[Stored items from a collection]
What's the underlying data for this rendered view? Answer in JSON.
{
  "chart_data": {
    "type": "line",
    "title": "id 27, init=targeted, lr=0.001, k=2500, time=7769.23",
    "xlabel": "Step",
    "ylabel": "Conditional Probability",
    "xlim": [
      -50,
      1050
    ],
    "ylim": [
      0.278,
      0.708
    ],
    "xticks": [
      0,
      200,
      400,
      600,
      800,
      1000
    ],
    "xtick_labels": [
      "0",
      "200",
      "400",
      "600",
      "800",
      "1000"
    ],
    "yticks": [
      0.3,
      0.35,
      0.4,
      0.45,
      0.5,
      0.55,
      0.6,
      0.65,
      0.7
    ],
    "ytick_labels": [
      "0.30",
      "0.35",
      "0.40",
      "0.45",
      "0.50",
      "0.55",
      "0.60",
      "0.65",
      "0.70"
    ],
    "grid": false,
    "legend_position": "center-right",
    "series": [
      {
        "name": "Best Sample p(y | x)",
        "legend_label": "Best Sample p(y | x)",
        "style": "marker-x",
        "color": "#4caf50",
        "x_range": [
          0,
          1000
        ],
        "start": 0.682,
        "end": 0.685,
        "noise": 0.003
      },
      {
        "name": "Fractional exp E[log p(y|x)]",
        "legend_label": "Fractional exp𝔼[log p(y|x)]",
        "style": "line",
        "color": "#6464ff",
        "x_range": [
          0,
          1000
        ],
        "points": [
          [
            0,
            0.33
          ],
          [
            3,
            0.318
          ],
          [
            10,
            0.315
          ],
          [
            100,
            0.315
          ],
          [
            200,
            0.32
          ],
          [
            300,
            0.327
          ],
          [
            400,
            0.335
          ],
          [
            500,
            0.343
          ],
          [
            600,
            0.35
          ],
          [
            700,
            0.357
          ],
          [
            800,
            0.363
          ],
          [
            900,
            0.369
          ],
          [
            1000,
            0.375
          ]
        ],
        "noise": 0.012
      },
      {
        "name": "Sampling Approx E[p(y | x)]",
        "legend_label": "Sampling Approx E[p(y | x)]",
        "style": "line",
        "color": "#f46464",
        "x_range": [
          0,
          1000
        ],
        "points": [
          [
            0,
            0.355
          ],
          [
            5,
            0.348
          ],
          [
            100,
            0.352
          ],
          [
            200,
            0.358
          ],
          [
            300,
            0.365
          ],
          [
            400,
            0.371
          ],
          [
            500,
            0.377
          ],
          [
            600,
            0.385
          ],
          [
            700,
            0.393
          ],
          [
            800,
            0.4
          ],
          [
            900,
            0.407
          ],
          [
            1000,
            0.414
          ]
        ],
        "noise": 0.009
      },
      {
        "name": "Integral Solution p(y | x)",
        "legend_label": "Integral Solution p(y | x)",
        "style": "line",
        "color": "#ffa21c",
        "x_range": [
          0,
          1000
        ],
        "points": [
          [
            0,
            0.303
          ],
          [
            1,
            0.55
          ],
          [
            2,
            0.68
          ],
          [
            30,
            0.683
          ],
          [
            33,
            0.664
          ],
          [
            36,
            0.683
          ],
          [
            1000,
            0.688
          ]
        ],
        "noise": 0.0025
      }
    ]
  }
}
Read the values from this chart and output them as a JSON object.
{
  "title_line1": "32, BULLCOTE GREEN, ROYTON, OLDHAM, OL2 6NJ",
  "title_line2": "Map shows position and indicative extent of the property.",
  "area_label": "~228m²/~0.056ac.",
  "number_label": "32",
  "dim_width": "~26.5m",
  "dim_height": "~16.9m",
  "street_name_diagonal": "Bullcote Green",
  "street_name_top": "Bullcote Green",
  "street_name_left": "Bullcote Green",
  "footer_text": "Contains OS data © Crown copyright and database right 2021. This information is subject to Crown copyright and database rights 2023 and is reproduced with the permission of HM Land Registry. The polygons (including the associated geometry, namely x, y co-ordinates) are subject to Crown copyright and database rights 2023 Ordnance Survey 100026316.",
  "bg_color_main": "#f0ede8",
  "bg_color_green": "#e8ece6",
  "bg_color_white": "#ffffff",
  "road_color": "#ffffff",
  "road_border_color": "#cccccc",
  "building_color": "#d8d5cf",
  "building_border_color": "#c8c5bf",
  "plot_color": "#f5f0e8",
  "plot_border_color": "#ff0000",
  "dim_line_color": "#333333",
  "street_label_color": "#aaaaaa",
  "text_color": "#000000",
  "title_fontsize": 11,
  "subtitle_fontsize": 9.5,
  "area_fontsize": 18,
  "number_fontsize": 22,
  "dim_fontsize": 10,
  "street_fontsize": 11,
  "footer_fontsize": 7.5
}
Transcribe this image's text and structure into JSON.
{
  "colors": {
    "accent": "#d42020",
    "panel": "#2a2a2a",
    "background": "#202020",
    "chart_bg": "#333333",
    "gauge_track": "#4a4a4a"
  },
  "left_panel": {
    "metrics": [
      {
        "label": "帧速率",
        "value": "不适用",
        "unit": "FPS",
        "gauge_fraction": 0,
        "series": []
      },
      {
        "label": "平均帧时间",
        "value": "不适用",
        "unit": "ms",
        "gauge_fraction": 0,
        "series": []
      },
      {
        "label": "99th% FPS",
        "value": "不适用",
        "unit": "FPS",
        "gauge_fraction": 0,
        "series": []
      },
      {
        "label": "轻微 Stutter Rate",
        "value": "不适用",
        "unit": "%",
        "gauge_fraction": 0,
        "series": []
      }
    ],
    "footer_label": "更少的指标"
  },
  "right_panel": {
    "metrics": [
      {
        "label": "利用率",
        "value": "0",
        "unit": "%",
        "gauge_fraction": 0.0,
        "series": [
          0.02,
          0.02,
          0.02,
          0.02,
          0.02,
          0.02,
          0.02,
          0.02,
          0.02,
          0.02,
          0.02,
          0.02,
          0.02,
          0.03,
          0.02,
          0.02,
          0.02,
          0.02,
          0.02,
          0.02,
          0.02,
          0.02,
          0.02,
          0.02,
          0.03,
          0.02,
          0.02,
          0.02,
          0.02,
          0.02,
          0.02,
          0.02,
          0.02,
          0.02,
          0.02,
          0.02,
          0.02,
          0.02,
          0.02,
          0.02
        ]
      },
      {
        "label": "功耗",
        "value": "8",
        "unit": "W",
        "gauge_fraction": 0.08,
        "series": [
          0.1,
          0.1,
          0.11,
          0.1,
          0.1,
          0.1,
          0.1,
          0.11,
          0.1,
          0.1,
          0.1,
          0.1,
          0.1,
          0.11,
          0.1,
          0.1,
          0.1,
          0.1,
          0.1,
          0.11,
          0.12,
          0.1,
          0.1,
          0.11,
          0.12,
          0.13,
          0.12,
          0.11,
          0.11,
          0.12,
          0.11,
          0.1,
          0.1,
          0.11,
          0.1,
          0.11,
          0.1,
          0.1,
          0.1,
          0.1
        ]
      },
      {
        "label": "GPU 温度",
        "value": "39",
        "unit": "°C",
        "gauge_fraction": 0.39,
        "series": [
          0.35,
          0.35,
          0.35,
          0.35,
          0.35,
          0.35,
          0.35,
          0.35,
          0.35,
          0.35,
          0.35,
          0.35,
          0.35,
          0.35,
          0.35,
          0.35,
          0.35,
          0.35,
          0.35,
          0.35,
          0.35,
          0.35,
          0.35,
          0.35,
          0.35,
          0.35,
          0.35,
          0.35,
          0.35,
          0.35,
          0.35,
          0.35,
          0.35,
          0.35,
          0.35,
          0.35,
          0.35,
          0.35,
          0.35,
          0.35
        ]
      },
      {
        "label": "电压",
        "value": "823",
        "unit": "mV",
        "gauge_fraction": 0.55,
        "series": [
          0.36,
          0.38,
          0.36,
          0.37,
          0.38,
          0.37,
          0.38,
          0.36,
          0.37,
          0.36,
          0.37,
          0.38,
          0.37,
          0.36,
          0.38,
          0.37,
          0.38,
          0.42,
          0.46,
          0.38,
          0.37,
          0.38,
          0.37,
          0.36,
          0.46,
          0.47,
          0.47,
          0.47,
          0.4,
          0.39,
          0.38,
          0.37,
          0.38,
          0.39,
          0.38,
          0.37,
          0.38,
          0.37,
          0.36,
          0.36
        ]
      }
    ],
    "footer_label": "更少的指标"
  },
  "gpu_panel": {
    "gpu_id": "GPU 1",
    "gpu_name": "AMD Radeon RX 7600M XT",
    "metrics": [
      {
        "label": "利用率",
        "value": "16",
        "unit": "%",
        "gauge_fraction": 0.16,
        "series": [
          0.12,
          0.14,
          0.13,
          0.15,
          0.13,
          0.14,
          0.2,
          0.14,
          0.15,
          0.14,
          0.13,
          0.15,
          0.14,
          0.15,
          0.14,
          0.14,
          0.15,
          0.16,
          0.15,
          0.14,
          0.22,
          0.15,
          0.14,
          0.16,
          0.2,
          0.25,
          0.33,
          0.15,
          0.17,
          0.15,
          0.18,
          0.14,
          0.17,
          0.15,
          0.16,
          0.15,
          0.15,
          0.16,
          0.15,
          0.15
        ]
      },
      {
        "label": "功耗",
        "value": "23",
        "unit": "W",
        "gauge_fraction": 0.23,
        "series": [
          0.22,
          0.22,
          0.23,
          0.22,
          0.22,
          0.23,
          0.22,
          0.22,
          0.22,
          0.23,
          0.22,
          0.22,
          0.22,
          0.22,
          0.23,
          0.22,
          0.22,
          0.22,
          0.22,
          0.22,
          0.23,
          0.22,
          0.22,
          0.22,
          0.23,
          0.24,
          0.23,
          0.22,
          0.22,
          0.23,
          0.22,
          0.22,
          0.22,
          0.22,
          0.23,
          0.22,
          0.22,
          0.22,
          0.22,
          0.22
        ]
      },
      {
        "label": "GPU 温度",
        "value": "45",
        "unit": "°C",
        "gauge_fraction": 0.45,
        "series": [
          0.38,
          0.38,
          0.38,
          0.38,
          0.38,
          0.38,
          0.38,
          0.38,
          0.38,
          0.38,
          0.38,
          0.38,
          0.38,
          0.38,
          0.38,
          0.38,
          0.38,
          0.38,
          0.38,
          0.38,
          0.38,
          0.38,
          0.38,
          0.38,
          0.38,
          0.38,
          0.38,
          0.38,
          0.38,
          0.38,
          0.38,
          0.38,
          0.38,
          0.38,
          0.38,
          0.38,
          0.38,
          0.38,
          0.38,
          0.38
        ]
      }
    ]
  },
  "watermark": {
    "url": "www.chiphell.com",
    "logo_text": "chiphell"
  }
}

STATED GOAL => Look through the entries above and report each line where the string "ffffff" occurs.

RESPONSE =>
  "bg_color_white": "#ffffff",
  "road_color": "#ffffff",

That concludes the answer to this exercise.